- [Activity] Return only those lines of the records below in which "coronavirus" appears.

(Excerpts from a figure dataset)

= Beginning of Section =

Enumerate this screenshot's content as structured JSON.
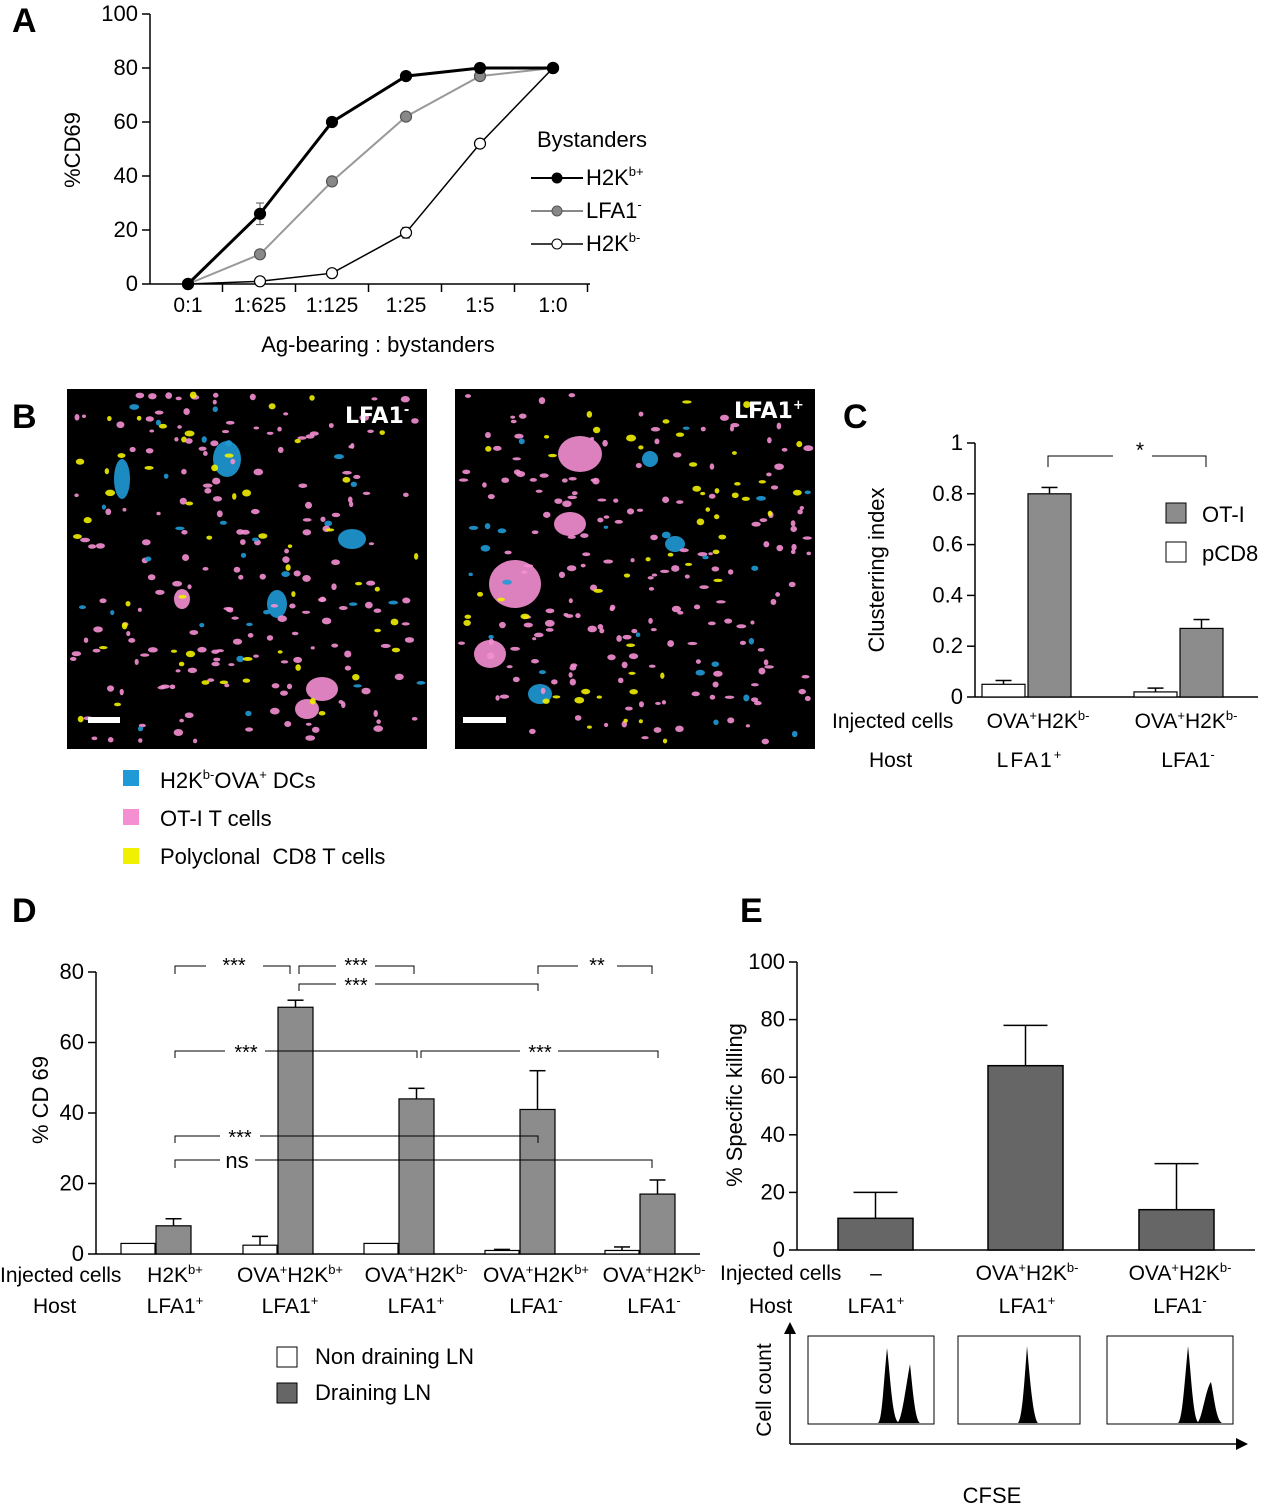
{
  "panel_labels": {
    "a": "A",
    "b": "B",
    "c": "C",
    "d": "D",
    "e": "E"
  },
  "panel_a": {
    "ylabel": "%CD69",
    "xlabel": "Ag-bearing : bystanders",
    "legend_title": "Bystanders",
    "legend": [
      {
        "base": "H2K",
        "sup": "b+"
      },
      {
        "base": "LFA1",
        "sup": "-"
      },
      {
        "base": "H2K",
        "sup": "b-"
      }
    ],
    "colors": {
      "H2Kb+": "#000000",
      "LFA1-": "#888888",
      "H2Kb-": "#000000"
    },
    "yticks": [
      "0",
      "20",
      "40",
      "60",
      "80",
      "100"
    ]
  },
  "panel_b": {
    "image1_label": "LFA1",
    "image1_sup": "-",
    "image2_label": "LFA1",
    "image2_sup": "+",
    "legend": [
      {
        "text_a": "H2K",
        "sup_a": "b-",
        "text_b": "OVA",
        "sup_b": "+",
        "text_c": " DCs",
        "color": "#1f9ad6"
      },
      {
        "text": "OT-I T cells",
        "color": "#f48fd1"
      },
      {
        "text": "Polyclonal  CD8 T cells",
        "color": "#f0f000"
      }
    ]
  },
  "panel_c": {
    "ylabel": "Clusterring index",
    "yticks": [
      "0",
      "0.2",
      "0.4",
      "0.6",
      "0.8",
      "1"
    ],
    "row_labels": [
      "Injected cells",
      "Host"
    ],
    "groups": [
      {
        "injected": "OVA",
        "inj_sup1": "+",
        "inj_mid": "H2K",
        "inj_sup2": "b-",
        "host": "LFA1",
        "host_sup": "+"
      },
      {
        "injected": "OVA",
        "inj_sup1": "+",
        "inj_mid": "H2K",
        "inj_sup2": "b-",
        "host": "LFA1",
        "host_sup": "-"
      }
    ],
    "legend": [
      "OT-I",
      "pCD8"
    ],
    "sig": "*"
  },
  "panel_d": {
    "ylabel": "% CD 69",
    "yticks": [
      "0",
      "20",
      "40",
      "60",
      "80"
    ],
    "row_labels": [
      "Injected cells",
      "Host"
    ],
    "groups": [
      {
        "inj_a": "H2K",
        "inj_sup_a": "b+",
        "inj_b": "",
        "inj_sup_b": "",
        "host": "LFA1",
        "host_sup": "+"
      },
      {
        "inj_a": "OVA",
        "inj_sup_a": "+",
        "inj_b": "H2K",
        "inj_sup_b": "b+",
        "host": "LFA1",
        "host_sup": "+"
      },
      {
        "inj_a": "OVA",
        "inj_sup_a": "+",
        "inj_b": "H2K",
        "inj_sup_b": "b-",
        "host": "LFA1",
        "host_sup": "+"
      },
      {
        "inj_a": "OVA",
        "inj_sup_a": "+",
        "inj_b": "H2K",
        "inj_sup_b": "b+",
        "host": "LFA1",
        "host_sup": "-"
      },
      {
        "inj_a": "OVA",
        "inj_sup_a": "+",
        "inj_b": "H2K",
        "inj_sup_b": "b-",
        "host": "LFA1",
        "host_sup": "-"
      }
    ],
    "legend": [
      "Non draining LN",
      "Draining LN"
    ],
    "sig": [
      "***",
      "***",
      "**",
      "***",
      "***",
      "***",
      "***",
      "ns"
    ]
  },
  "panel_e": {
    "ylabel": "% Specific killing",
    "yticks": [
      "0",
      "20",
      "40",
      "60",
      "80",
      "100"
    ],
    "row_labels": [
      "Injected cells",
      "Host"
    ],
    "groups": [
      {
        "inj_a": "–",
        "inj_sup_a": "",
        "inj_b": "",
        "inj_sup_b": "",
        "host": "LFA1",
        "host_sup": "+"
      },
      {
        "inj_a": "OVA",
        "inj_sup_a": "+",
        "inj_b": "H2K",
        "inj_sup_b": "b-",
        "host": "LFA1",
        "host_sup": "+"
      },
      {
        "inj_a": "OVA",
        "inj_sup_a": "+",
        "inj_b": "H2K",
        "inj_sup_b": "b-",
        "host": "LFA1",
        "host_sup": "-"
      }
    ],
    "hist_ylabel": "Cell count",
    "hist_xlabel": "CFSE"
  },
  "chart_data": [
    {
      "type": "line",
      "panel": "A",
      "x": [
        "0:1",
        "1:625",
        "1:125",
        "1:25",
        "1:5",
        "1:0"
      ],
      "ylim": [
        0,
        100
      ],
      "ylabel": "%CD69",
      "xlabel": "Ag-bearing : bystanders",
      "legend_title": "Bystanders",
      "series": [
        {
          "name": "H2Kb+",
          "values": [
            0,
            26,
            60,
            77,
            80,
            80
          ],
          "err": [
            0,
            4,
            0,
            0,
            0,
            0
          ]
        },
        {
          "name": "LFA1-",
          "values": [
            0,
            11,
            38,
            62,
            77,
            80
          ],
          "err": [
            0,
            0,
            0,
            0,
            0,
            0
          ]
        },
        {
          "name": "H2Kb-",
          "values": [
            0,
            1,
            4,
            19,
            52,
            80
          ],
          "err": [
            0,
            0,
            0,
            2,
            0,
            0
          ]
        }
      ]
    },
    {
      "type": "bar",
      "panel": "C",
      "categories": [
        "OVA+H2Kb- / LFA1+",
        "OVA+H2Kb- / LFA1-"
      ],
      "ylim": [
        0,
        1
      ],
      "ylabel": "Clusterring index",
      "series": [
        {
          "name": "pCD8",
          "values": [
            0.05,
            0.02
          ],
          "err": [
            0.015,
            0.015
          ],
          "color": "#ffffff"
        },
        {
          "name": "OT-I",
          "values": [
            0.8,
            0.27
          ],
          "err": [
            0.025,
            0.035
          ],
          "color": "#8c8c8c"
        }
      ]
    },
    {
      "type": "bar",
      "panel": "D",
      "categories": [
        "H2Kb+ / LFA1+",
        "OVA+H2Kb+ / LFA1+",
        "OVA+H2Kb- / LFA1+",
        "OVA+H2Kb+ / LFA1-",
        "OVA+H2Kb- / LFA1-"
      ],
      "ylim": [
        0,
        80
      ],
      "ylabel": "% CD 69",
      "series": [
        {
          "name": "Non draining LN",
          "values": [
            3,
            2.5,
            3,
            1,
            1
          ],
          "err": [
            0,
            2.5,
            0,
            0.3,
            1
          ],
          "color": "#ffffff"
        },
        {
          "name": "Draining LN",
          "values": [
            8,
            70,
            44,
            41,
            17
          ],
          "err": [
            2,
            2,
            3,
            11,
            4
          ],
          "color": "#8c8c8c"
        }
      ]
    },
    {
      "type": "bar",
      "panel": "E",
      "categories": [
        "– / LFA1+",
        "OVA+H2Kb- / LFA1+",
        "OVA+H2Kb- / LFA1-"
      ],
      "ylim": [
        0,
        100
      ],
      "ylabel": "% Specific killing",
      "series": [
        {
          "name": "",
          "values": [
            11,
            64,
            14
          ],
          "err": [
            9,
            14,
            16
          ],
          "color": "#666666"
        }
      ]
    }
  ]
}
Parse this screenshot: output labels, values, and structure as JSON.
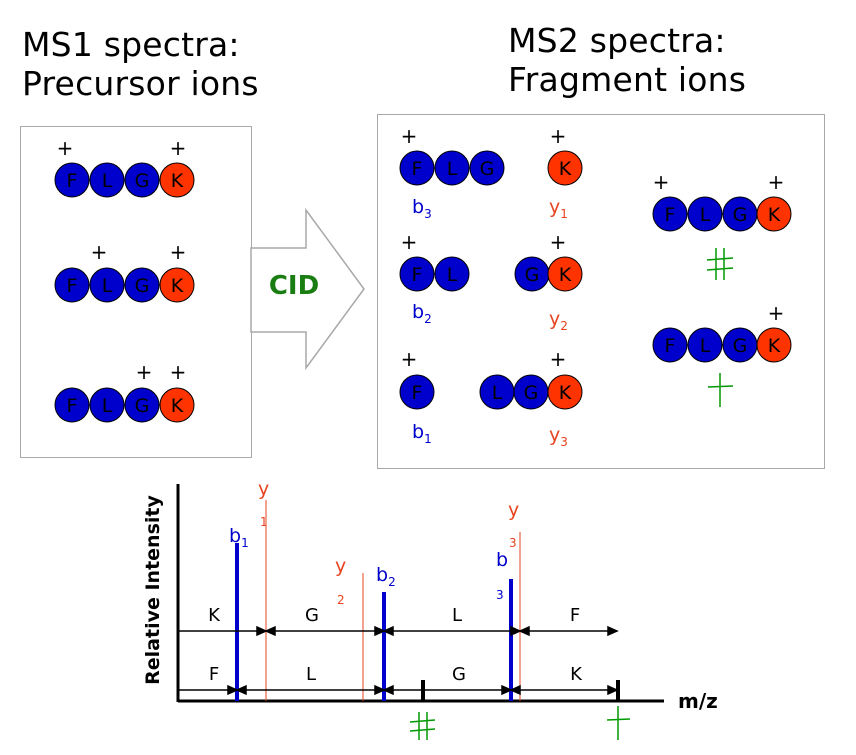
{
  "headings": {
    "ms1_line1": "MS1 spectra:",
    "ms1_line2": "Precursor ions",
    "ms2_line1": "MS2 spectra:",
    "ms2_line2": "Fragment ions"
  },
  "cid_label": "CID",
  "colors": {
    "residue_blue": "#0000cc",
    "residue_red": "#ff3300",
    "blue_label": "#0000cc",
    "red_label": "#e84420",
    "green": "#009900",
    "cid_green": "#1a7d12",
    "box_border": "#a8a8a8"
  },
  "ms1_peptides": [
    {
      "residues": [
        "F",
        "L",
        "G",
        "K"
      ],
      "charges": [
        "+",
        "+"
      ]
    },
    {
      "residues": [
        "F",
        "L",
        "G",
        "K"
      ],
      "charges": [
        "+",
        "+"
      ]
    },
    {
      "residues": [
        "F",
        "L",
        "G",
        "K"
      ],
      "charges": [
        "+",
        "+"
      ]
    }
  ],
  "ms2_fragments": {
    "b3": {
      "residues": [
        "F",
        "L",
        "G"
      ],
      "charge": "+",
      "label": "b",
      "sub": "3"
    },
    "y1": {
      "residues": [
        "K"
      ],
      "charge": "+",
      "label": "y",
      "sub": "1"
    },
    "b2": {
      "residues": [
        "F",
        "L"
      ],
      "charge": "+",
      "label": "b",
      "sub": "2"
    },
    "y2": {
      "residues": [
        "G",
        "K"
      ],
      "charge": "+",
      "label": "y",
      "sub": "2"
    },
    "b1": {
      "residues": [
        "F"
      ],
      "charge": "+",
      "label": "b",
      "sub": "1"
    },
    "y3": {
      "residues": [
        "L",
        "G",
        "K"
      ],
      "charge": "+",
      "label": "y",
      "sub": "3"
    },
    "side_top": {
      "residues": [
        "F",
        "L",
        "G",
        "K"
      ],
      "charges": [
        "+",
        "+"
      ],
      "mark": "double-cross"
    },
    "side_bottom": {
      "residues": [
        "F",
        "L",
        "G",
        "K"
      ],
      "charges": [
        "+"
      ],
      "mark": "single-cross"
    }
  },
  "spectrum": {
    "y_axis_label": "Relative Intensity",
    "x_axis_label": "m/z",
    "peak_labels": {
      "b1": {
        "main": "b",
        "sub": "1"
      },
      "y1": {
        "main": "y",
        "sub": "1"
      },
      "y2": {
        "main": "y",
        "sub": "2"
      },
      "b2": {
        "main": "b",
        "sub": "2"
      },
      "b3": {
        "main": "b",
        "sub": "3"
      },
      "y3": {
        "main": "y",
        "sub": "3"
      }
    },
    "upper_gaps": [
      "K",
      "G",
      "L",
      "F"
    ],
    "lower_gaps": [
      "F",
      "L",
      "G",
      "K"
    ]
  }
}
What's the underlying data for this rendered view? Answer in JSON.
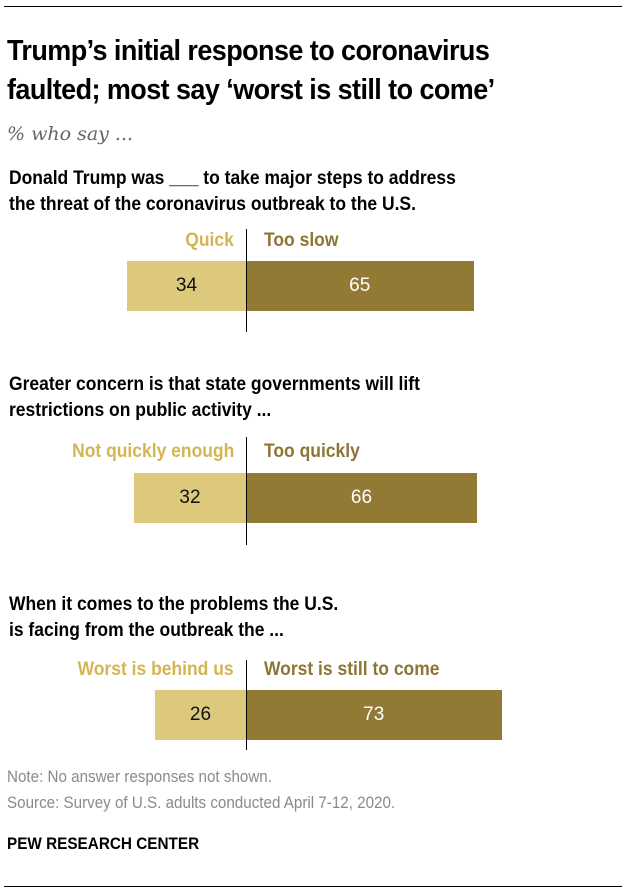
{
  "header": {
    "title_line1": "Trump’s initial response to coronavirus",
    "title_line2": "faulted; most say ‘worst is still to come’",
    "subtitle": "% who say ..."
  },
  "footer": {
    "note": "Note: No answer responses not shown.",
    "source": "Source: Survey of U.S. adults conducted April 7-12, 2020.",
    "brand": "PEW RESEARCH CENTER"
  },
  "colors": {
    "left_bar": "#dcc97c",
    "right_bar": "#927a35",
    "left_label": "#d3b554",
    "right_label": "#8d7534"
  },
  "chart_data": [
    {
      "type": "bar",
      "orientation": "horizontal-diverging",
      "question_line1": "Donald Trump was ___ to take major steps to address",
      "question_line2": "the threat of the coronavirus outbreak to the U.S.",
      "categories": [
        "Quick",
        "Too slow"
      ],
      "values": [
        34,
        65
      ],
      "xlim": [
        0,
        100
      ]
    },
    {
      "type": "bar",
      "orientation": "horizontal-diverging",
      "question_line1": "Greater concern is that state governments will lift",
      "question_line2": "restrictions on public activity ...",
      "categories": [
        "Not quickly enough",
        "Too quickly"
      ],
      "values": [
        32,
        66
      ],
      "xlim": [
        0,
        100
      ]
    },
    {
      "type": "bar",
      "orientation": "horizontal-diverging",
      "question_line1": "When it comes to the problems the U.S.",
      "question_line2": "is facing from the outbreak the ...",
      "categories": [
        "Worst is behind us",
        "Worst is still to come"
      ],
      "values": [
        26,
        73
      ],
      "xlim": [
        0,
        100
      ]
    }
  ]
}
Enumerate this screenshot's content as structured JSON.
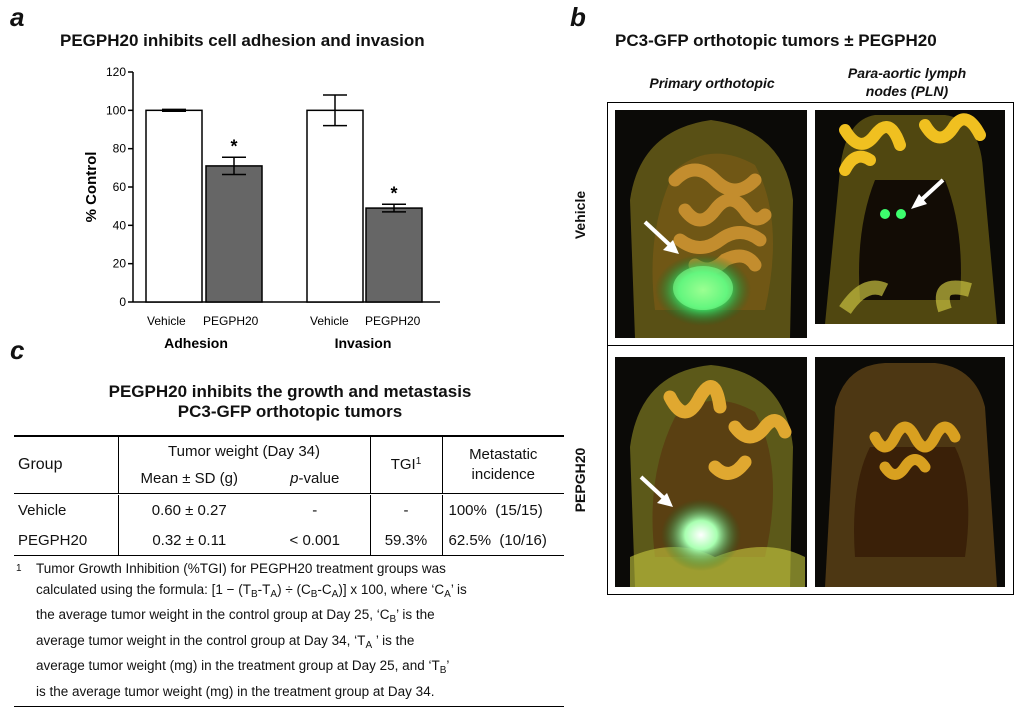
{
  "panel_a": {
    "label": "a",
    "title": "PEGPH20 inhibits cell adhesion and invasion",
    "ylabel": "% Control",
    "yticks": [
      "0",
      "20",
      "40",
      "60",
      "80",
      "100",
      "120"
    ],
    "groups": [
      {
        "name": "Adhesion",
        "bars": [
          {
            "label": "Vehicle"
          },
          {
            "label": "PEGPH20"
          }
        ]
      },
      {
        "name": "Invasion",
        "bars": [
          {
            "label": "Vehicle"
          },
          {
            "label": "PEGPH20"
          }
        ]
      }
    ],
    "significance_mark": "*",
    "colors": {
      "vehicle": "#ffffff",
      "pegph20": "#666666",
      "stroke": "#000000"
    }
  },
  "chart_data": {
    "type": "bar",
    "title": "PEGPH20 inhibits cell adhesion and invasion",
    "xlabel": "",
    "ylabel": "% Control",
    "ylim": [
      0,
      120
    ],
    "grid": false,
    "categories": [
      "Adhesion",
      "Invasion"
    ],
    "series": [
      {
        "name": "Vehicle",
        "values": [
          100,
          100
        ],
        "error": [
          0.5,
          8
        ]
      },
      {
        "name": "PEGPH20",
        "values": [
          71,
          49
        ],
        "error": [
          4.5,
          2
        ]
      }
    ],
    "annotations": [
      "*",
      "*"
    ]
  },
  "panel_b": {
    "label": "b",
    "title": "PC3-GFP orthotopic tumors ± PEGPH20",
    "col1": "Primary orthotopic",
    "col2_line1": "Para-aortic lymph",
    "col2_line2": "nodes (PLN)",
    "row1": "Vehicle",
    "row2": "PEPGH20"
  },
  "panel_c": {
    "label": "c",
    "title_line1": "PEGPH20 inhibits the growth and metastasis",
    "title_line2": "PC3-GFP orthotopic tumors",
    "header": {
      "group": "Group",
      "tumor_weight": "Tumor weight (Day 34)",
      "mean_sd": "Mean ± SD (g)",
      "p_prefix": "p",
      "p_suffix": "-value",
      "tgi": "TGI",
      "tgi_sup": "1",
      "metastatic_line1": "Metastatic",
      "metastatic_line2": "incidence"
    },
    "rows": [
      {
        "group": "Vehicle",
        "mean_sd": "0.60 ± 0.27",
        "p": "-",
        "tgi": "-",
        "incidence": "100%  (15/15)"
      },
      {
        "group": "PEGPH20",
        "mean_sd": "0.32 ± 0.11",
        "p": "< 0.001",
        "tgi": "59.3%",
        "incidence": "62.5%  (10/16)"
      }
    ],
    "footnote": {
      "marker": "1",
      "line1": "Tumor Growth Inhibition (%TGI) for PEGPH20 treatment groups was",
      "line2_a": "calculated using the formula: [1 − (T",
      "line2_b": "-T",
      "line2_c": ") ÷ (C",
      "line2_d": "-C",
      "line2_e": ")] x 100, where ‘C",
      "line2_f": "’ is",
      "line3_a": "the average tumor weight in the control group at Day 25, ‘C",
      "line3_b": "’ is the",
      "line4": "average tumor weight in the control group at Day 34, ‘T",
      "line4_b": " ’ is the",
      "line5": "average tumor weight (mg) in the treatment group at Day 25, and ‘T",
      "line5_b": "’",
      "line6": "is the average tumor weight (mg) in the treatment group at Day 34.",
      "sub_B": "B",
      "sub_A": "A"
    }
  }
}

= End of Section =

- [Answer section]
    "title_line1": "Trump’s initial response to coronavirus",
      "question_line2": "the threat of the coronavirus outbreak to the U.S.",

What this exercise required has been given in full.